EXERCISE TASK >> Pick out every line that holds the string "JSON" and copy it.

RECORDS FOR THIS TASK >>
-- -- --

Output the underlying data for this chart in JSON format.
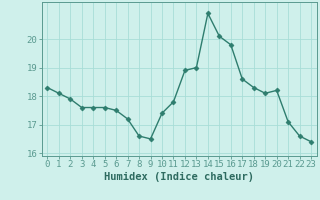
{
  "x": [
    0,
    1,
    2,
    3,
    4,
    5,
    6,
    7,
    8,
    9,
    10,
    11,
    12,
    13,
    14,
    15,
    16,
    17,
    18,
    19,
    20,
    21,
    22,
    23
  ],
  "y": [
    18.3,
    18.1,
    17.9,
    17.6,
    17.6,
    17.6,
    17.5,
    17.2,
    16.6,
    16.5,
    17.4,
    17.8,
    18.9,
    19.0,
    20.9,
    20.1,
    19.8,
    18.6,
    18.3,
    18.1,
    18.2,
    17.1,
    16.6,
    16.4
  ],
  "xlabel": "Humidex (Indice chaleur)",
  "xlim": [
    -0.5,
    23.5
  ],
  "ylim": [
    15.9,
    21.3
  ],
  "yticks": [
    16,
    17,
    18,
    19,
    20
  ],
  "xticks": [
    0,
    1,
    2,
    3,
    4,
    5,
    6,
    7,
    8,
    9,
    10,
    11,
    12,
    13,
    14,
    15,
    16,
    17,
    18,
    19,
    20,
    21,
    22,
    23
  ],
  "line_color": "#2e7d6e",
  "marker": "D",
  "marker_size": 2.5,
  "bg_color": "#cff0eb",
  "grid_color": "#a8ddd7",
  "spine_color": "#5a9a90",
  "label_color": "#2e6b60",
  "font_size_xlabel": 7.5,
  "font_size_ticks": 6.5,
  "line_width": 1.0
}
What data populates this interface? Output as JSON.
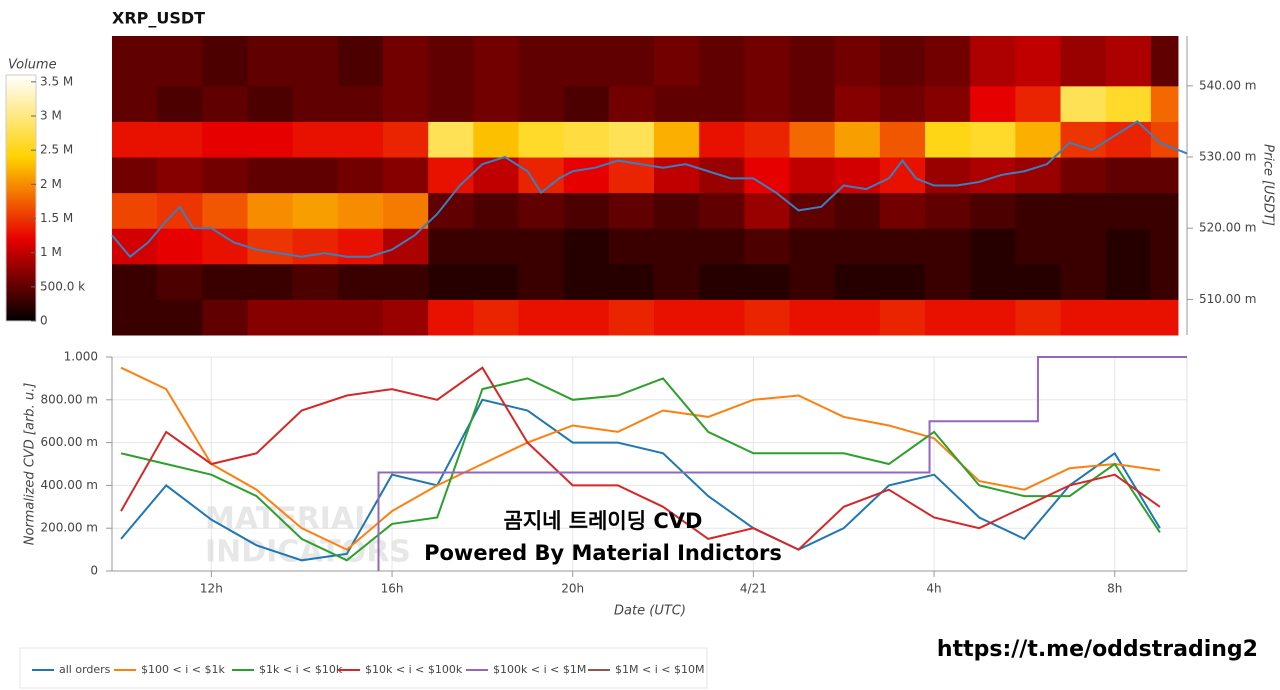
{
  "chart_data": [
    {
      "type": "heatmap",
      "title": "XRP_USDT",
      "colorbar_title": "Volume",
      "ylabel": "Price [USDT]",
      "xlim": [
        9.8,
        33.6
      ],
      "ylim": [
        505,
        547
      ],
      "x_bins": [
        9.8,
        10.8,
        11.8,
        12.8,
        13.8,
        14.8,
        15.8,
        16.8,
        17.8,
        18.8,
        19.8,
        20.8,
        21.8,
        22.8,
        23.8,
        24.8,
        25.8,
        26.8,
        27.8,
        28.8,
        29.8,
        30.8,
        31.8,
        32.8,
        33.4
      ],
      "y_bins": [
        505,
        510,
        515,
        520,
        525,
        530,
        535,
        540,
        547
      ],
      "z": [
        [
          0.3,
          0.3,
          0.5,
          0.7,
          0.7,
          0.7,
          0.8,
          1.3,
          1.4,
          1.3,
          1.3,
          1.4,
          1.3,
          1.3,
          1.4,
          1.3,
          1.3,
          1.4,
          1.3,
          1.3,
          1.4,
          1.3,
          1.3,
          1.3
        ],
        [
          0.3,
          0.4,
          0.3,
          0.3,
          0.4,
          0.3,
          0.3,
          0.2,
          0.2,
          0.3,
          0.2,
          0.2,
          0.3,
          0.2,
          0.2,
          0.3,
          0.2,
          0.2,
          0.3,
          0.2,
          0.2,
          0.3,
          0.2,
          0.3
        ],
        [
          1.1,
          1.2,
          1.3,
          1.5,
          1.4,
          1.3,
          0.9,
          0.3,
          0.3,
          0.3,
          0.2,
          0.3,
          0.3,
          0.3,
          0.4,
          0.3,
          0.3,
          0.3,
          0.3,
          0.2,
          0.3,
          0.3,
          0.2,
          0.3
        ],
        [
          1.6,
          1.5,
          1.7,
          2.0,
          2.1,
          2.0,
          1.9,
          0.5,
          0.4,
          0.5,
          0.4,
          0.5,
          0.4,
          0.5,
          0.8,
          0.5,
          0.4,
          0.6,
          0.5,
          0.4,
          0.3,
          0.3,
          0.3,
          0.3
        ],
        [
          0.6,
          0.7,
          0.6,
          0.5,
          0.5,
          0.6,
          0.7,
          1.3,
          1.0,
          1.4,
          1.2,
          1.4,
          1.0,
          0.8,
          1.2,
          1.0,
          1.1,
          1.3,
          0.8,
          0.9,
          0.8,
          0.6,
          0.5,
          0.5
        ],
        [
          1.3,
          1.3,
          1.2,
          1.2,
          1.3,
          1.3,
          1.4,
          2.8,
          2.3,
          2.6,
          2.7,
          2.8,
          2.2,
          1.3,
          1.4,
          1.8,
          2.1,
          1.7,
          2.5,
          2.6,
          2.2,
          1.5,
          1.4,
          1.6
        ],
        [
          0.5,
          0.4,
          0.5,
          0.4,
          0.5,
          0.5,
          0.6,
          0.5,
          0.6,
          0.5,
          0.4,
          0.6,
          0.5,
          0.5,
          0.6,
          0.5,
          0.7,
          0.6,
          0.7,
          1.2,
          1.4,
          2.8,
          2.6,
          1.8
        ],
        [
          0.5,
          0.5,
          0.4,
          0.5,
          0.5,
          0.4,
          0.6,
          0.5,
          0.6,
          0.5,
          0.5,
          0.5,
          0.6,
          0.5,
          0.6,
          0.5,
          0.6,
          0.5,
          0.6,
          0.9,
          1.0,
          0.8,
          0.9,
          0.5
        ]
      ],
      "colorscale": [
        "#000000",
        "#e60000",
        "#ffd200",
        "#ffffff"
      ],
      "zlim": [
        0,
        3.6
      ],
      "zticks": [
        0,
        {
          "value": 0.5,
          "label": "500.0 k"
        },
        {
          "value": 1,
          "label": "1 M"
        },
        {
          "value": 1.5,
          "label": "1.5 M"
        },
        {
          "value": 2,
          "label": "2 M"
        },
        {
          "value": 2.5,
          "label": "2.5 M"
        },
        {
          "value": 3,
          "label": "3 M"
        },
        {
          "value": 3.5,
          "label": "3.5 M"
        }
      ],
      "yticks": [
        {
          "value": 510,
          "label": "510.00 m"
        },
        {
          "value": 520,
          "label": "520.00 m"
        },
        {
          "value": 530,
          "label": "530.00 m"
        },
        {
          "value": 540,
          "label": "540.00 m"
        }
      ],
      "series": [
        {
          "color": "#3a7fc1",
          "x": [
            9.8,
            10.2,
            10.6,
            11,
            11.3,
            11.6,
            12,
            12.5,
            13,
            13.5,
            14,
            14.5,
            15,
            15.5,
            16,
            16.5,
            17,
            17.5,
            18,
            18.5,
            19,
            19.3,
            19.7,
            20,
            20.5,
            21,
            21.5,
            22,
            22.5,
            23,
            23.5,
            24,
            24.5,
            25,
            25.5,
            26,
            26.5,
            27,
            27.3,
            27.6,
            28,
            28.5,
            29,
            29.5,
            30,
            30.5,
            31,
            31.5,
            32,
            32.5,
            33,
            33.6
          ],
          "values": [
            519,
            516,
            518,
            521,
            523,
            520,
            520,
            518,
            517,
            516.5,
            516,
            516.5,
            516,
            516,
            517,
            519,
            522,
            526,
            529,
            530,
            528,
            525,
            527,
            528,
            528.5,
            529.5,
            529,
            528.5,
            529,
            528,
            527,
            527,
            525,
            522.5,
            523,
            526,
            525.5,
            527,
            529.5,
            527,
            526,
            526,
            526.5,
            527.5,
            528,
            529,
            532,
            531,
            533,
            535,
            532,
            530.5
          ]
        }
      ]
    },
    {
      "type": "line",
      "xlabel": "Date (UTC)",
      "ylabel": "Normalized CVD [arb. u.]",
      "grid": true,
      "legend": "bottom",
      "xlim": [
        9.8,
        33.6
      ],
      "ylim": [
        0,
        1
      ],
      "xticks": [
        {
          "value": 12,
          "label": "12h"
        },
        {
          "value": 16,
          "label": "16h"
        },
        {
          "value": 20,
          "label": "20h"
        },
        {
          "value": 24,
          "label": "4/21"
        },
        {
          "value": 28,
          "label": "4h"
        },
        {
          "value": 32,
          "label": "8h"
        }
      ],
      "yticks": [
        0,
        {
          "value": 0.2,
          "label": "200.00 m"
        },
        {
          "value": 0.4,
          "label": "400.00 m"
        },
        {
          "value": 0.6,
          "label": "600.00 m"
        },
        {
          "value": 0.8,
          "label": "800.00 m"
        },
        {
          "value": 1,
          "label": "1.000"
        }
      ],
      "x": [
        10,
        11,
        12,
        13,
        14,
        15,
        16,
        17,
        18,
        19,
        20,
        21,
        22,
        23,
        24,
        25,
        26,
        27,
        28,
        29,
        30,
        31,
        32,
        33
      ],
      "series": [
        {
          "name": "all orders",
          "color": "#1f77b4",
          "values": [
            0.15,
            0.4,
            0.24,
            0.12,
            0.05,
            0.08,
            0.45,
            0.4,
            0.8,
            0.75,
            0.6,
            0.6,
            0.55,
            0.35,
            0.2,
            0.1,
            0.2,
            0.4,
            0.45,
            0.25,
            0.15,
            0.4,
            0.55,
            0.2
          ]
        },
        {
          "name": "$100 < i < $1k",
          "color": "#ff7f0e",
          "values": [
            0.95,
            0.85,
            0.5,
            0.38,
            0.2,
            0.1,
            0.28,
            0.4,
            0.5,
            0.6,
            0.68,
            0.65,
            0.75,
            0.72,
            0.8,
            0.82,
            0.72,
            0.68,
            0.62,
            0.42,
            0.38,
            0.48,
            0.5,
            0.47
          ]
        },
        {
          "name": "$1k < i < $10k",
          "color": "#2ca02c",
          "values": [
            0.55,
            0.5,
            0.45,
            0.35,
            0.15,
            0.05,
            0.22,
            0.25,
            0.85,
            0.9,
            0.8,
            0.82,
            0.9,
            0.65,
            0.55,
            0.55,
            0.55,
            0.5,
            0.65,
            0.4,
            0.35,
            0.35,
            0.5,
            0.18
          ]
        },
        {
          "name": "$10k < i < $100k",
          "color": "#d62728",
          "values": [
            0.28,
            0.65,
            0.5,
            0.55,
            0.75,
            0.82,
            0.85,
            0.8,
            0.95,
            0.6,
            0.4,
            0.4,
            0.3,
            0.15,
            0.2,
            0.1,
            0.3,
            0.38,
            0.25,
            0.2,
            0.3,
            0.4,
            0.45,
            0.3
          ]
        },
        {
          "name": "$100k < i < $1M",
          "color": "#9467bd",
          "x": [
            15.7,
            15.7,
            27.9,
            27.9,
            30.3,
            30.3,
            33.6
          ],
          "values": [
            0,
            0.46,
            0.46,
            0.7,
            0.7,
            1,
            1
          ]
        },
        {
          "name": "$1M < i < $10M",
          "color": "#8c564b",
          "values": [
            null,
            null,
            null,
            null,
            null,
            null,
            null,
            null,
            null,
            null,
            null,
            null,
            null,
            null,
            null,
            null,
            null,
            null,
            null,
            null,
            null,
            null,
            null,
            null
          ]
        }
      ],
      "watermark": [
        "MATERIAL",
        "INDICATORS"
      ],
      "annotations": [
        "곰지네 트레이딩 CVD",
        "Powered By Material Indictors"
      ]
    }
  ],
  "footer": {
    "link": "https://t.me/oddstrading2"
  }
}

-- -- --

ANSWER IN FULL >>
Output the underlying data for this chart in JSON format.
What data populates this interface? Output as JSON.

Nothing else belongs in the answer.